▶ EXERCISE AIM:
Locate the string "following" throughout the material and copy every line in which it occurs.

▶ EXTRACTED MATERIAL:
## Begin
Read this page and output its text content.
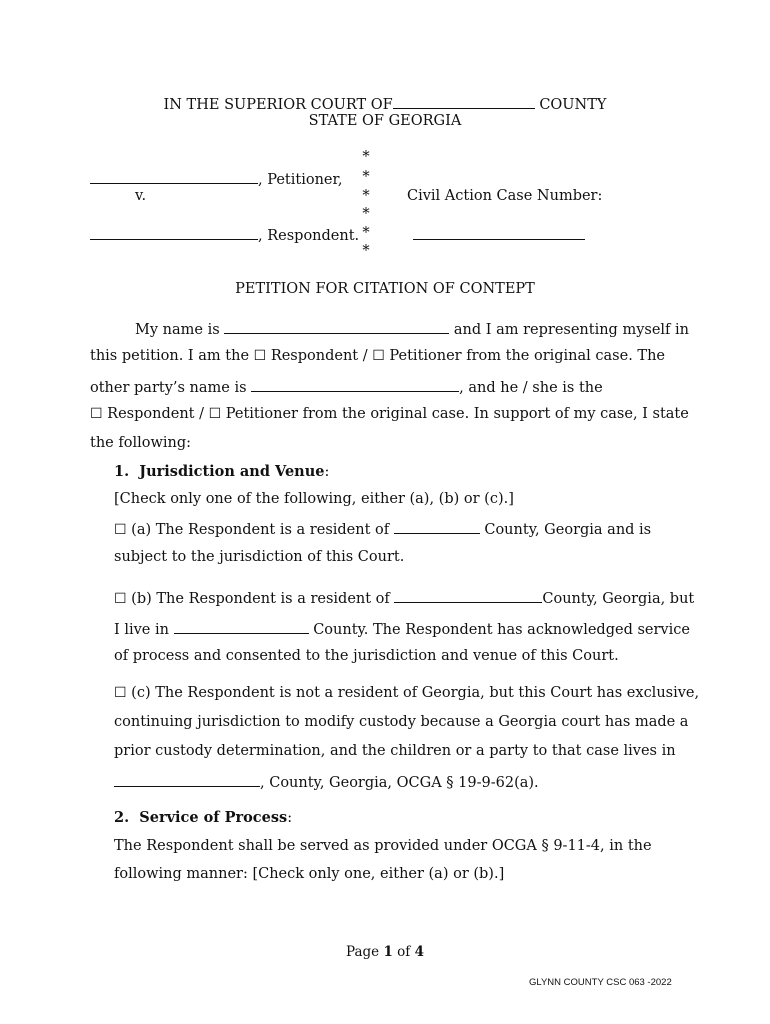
IN THE SUPERIOR COURT OF	COUNTY
STATE OF GEORGIA
*
, Petitioner,	*
v.	*	Civil Action Case Number:
*
, Respondent. *
*
PETITION FOR CITATION OF CONTEPT
My name is	and I am representing myself in
this petition. I am the ☐ Respondent / ☐ Petitioner from the original case. The
other party’s name is	, and he / she is the
☐ Respondent / ☐ Petitioner from the original case. In support of my case, I state
the following:
1. Jurisdiction and Venue:
[Check only one of the following, either (a), (b) or (c).]
☐ (a) The Respondent is a resident of	County, Georgia and is
subject to the jurisdiction of this Court.
☐ (b) The Respondent is a resident of	County, Georgia, but
I live in	County. The Respondent has acknowledged service
of process and consented to the jurisdiction and venue of this Court.
☐ (c) The Respondent is not a resident of Georgia, but this Court has exclusive,
continuing jurisdiction to modify custody because a Georgia court has made a
prior custody determination, and the children or a party to that case lives in
, County, Georgia, OCGA § 19-9-62(a).
2. Service of Process:
The Respondent shall be served as provided under OCGA § 9-11-4, in the
following manner: [Check only one, either (a) or (b).]
Page 1 of 4
GLYNN COUNTY CSC 063 -2022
## End
▶ COMPLETED TASK:
the following:
[Check only one of the following, either (a), (b) or (c).]
following manner: [Check only one, either (a) or (b).]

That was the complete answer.